**The exercise:**
Copy the records word for word, starting at the line that contains "next-day-label-faded: 周: [1236, 172, 1252, 190]" and ending after the line that contains "fifteen-day-label-part: 15: [1234, 204, 1252, 220]".

-- start of Provided records --

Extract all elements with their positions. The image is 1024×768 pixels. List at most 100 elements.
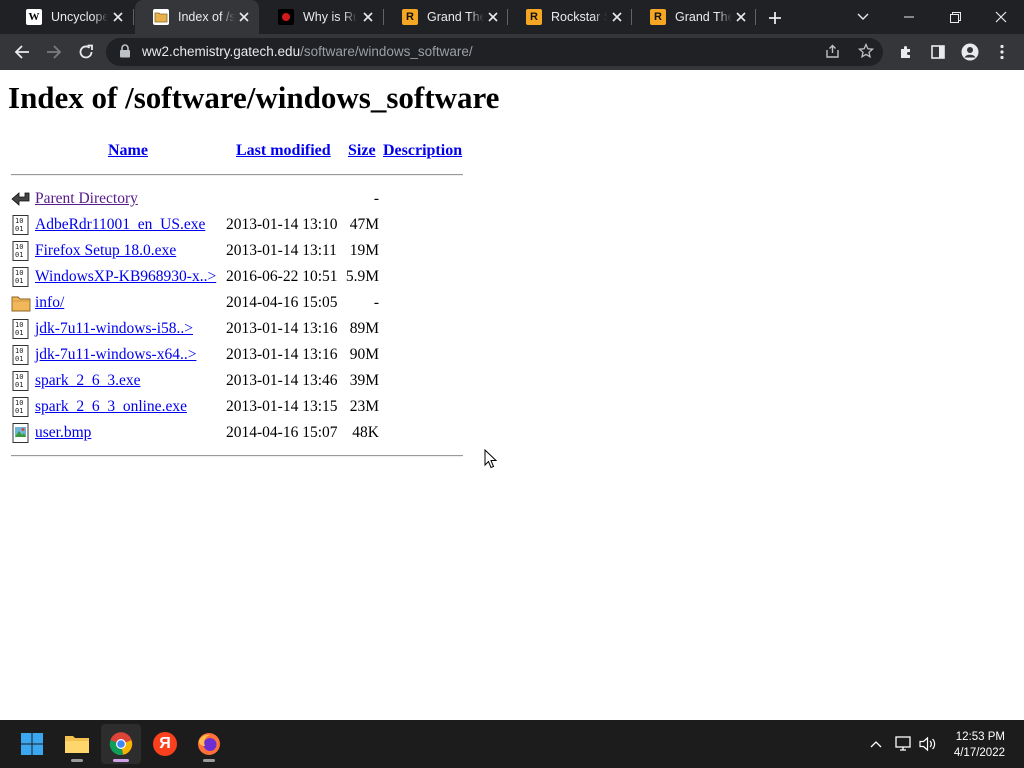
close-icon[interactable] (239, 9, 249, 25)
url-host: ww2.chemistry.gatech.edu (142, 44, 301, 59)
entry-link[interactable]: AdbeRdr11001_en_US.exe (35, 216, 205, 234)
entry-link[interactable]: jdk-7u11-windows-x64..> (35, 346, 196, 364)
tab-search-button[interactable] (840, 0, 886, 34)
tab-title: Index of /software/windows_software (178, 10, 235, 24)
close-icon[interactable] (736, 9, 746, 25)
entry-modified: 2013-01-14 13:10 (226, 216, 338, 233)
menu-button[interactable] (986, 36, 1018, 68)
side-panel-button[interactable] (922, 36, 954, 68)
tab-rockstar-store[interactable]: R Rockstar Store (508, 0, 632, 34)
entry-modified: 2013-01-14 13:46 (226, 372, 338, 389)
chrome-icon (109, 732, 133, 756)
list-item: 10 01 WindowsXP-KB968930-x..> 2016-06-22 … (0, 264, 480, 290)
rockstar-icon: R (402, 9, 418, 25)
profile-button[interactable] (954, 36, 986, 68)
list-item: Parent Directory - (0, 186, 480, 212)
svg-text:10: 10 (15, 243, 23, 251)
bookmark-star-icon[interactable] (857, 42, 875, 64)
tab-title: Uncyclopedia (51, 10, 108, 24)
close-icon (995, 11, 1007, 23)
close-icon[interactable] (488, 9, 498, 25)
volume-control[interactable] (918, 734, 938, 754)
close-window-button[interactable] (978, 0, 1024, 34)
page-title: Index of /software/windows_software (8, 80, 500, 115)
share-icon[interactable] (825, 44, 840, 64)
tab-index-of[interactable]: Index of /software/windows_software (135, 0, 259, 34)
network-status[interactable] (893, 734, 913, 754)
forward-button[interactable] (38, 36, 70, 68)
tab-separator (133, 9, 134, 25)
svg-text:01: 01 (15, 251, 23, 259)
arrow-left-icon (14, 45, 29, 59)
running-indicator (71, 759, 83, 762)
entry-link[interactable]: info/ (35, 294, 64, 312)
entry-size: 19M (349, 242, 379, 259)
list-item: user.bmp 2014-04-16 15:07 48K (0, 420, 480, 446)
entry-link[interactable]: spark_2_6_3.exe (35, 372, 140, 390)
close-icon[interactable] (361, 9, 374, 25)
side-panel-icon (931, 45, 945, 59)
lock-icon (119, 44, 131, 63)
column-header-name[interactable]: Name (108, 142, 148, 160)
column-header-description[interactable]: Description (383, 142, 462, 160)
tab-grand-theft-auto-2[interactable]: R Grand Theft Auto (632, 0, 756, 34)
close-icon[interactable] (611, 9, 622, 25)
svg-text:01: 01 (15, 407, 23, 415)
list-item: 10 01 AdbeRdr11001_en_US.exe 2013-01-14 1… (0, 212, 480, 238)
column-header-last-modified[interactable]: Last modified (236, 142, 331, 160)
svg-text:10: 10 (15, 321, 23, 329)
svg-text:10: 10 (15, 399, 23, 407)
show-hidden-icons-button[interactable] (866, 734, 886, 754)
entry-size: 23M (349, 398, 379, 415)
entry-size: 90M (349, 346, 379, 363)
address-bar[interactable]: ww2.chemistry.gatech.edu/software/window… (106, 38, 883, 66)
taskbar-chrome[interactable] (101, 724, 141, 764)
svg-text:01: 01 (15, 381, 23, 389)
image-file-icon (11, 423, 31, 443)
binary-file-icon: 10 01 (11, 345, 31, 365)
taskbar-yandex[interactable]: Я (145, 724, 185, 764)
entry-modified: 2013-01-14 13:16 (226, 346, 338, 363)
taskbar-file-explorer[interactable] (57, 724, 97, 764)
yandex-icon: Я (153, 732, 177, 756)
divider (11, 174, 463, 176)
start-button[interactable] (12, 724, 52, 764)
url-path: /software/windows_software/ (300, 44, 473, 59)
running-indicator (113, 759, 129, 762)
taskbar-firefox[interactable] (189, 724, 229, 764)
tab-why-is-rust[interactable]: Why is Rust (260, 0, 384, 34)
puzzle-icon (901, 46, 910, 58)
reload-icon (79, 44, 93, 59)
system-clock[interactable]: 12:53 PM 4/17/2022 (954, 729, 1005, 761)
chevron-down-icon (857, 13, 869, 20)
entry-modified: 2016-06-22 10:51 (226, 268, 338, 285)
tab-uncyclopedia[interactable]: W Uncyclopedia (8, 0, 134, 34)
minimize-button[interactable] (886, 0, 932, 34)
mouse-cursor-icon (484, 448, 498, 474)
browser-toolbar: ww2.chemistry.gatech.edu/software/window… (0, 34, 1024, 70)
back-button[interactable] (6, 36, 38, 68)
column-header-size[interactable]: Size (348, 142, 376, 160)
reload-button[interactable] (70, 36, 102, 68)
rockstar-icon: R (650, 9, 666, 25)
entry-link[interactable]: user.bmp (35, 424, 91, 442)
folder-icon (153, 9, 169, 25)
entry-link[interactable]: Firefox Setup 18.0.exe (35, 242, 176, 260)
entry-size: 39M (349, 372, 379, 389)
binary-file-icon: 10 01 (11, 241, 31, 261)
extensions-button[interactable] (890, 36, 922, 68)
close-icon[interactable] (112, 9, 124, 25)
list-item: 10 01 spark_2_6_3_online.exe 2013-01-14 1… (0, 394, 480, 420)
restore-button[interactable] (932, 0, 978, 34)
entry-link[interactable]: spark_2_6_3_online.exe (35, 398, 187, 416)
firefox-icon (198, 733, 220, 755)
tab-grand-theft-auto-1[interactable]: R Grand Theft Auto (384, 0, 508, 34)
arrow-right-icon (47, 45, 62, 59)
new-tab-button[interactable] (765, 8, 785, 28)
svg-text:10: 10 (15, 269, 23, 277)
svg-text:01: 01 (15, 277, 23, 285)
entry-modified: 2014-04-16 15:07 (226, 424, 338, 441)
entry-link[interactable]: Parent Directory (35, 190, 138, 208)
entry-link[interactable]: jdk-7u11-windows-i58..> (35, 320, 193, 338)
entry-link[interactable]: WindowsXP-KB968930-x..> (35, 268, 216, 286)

-- end of Provided records --
-- start of Provided records --

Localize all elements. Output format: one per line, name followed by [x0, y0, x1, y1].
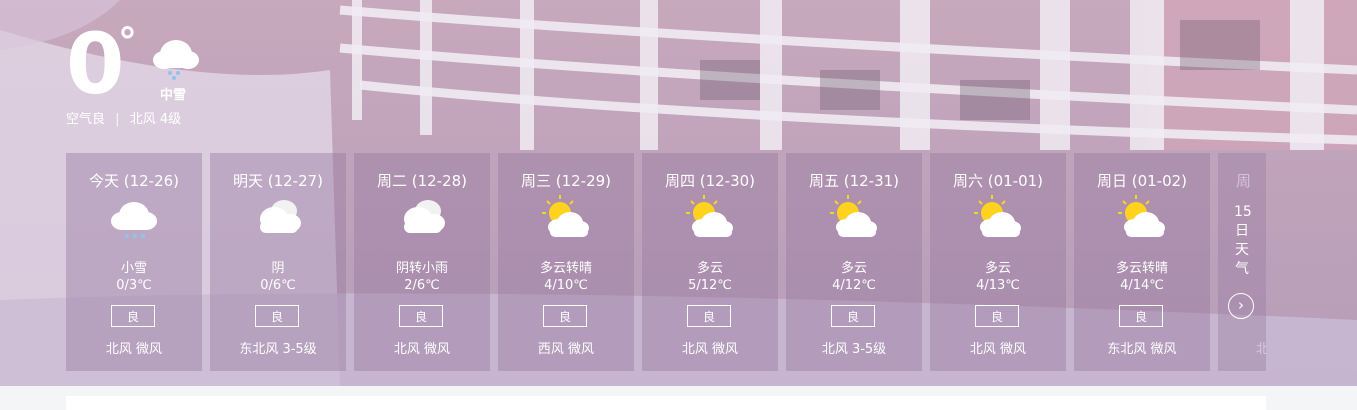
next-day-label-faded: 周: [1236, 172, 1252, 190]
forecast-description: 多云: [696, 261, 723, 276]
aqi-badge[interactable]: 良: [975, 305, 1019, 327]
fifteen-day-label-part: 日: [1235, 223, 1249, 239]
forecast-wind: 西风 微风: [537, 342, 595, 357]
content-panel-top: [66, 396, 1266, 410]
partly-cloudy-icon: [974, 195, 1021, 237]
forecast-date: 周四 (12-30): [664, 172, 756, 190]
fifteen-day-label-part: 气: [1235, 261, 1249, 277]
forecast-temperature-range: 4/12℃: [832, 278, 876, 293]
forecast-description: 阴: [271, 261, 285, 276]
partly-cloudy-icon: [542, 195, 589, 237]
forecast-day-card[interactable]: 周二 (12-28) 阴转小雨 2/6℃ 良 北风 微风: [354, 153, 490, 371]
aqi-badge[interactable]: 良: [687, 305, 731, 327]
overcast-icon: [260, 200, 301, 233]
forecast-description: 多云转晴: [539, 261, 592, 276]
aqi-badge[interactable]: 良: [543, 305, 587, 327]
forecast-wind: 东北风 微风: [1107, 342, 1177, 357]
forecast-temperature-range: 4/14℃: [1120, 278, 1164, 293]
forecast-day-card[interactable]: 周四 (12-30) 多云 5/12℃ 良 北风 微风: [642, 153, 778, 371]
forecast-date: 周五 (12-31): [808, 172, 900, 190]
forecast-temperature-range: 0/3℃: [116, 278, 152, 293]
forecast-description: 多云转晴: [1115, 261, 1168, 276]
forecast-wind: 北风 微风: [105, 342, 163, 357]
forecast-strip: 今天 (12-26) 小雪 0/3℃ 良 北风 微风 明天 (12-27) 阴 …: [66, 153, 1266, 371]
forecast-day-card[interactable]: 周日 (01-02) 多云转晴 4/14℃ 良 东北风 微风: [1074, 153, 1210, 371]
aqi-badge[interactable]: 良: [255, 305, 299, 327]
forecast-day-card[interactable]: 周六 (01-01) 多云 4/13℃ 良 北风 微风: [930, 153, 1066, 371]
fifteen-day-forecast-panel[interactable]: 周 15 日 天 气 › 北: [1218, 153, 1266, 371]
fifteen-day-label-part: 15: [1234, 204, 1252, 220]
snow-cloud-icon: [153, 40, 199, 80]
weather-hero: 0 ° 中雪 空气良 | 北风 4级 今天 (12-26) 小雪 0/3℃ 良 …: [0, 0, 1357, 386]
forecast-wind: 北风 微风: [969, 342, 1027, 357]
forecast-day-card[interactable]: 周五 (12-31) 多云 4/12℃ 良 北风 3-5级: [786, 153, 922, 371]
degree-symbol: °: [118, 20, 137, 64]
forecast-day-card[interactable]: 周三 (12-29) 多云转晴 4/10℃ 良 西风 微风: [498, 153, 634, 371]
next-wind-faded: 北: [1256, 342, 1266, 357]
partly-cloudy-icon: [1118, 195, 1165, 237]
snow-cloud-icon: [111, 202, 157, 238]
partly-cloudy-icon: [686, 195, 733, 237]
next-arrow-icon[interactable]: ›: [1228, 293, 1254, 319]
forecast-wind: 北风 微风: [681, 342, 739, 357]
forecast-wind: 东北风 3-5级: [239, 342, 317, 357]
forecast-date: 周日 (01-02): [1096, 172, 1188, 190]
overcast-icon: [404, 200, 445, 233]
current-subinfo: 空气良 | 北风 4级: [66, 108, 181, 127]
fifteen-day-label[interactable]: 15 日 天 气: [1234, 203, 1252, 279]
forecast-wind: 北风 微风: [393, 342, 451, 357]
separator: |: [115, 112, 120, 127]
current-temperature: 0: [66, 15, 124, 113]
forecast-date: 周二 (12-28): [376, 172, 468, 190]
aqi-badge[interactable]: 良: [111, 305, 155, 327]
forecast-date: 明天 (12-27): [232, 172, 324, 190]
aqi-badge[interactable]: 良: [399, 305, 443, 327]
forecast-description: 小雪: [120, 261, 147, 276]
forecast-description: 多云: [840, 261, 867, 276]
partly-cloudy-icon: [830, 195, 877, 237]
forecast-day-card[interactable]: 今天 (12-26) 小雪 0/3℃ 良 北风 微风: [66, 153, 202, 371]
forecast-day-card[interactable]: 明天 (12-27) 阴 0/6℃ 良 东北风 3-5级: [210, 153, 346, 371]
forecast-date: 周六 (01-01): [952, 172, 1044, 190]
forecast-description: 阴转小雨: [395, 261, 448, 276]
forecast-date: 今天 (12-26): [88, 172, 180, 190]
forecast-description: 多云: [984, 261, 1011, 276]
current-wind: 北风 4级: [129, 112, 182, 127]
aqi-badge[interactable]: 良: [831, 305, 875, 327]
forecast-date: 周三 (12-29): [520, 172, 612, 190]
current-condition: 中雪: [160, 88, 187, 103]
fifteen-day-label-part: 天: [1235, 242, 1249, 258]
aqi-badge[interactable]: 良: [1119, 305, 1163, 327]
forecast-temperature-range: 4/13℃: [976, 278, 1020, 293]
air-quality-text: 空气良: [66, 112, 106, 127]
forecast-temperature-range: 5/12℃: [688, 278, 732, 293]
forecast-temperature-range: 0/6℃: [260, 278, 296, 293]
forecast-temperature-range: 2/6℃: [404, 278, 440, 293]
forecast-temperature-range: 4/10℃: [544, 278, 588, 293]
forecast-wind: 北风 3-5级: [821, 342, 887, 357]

-- end of Provided records --

**Solved exercise:**
next-day-label-faded: 周: [1236, 172, 1252, 190]
forecast-description: 多云: [696, 261, 723, 276]
aqi-badge[interactable]: 良: [975, 305, 1019, 327]
fifteen-day-label-part: 日: [1235, 223, 1249, 239]
forecast-wind: 西风 微风: [537, 342, 595, 357]
content-panel-top: [66, 396, 1266, 410]
partly-cloudy-icon: [974, 195, 1021, 237]
forecast-date: 周四 (12-30): [664, 172, 756, 190]
fifteen-day-label-part: 气: [1235, 261, 1249, 277]
forecast-temperature-range: 4/12℃: [832, 278, 876, 293]
forecast-description: 阴: [271, 261, 285, 276]
partly-cloudy-icon: [542, 195, 589, 237]
forecast-day-card[interactable]: 周二 (12-28) 阴转小雨 2/6℃ 良 北风 微风: [354, 153, 490, 371]
aqi-badge[interactable]: 良: [687, 305, 731, 327]
overcast-icon: [260, 200, 301, 233]
forecast-description: 多云转晴: [539, 261, 592, 276]
aqi-badge[interactable]: 良: [543, 305, 587, 327]
forecast-wind: 东北风 微风: [1107, 342, 1177, 357]
forecast-temperature-range: 4/14℃: [1120, 278, 1164, 293]
forecast-day-card[interactable]: 周四 (12-30) 多云 5/12℃ 良 北风 微风: [642, 153, 778, 371]
forecast-date: 周五 (12-31): [808, 172, 900, 190]
forecast-temperature-range: 0/3℃: [116, 278, 152, 293]
forecast-description: 多云转晴: [1115, 261, 1168, 276]
forecast-wind: 北风 微风: [105, 342, 163, 357]
forecast-strip: 今天 (12-26) 小雪 0/3℃ 良 北风 微风 明天 (12-27) 阴 …: [66, 153, 1266, 371]
forecast-day-card[interactable]: 周日 (01-02) 多云转晴 4/14℃ 良 东北风 微风: [1074, 153, 1210, 371]
aqi-badge[interactable]: 良: [255, 305, 299, 327]
forecast-day-card[interactable]: 周六 (01-01) 多云 4/13℃ 良 北风 微风: [930, 153, 1066, 371]
fifteen-day-forecast-panel[interactable]: 周 15 日 天 气 › 北: [1218, 153, 1266, 371]
fifteen-day-label-part: 15: [1234, 204, 1252, 220]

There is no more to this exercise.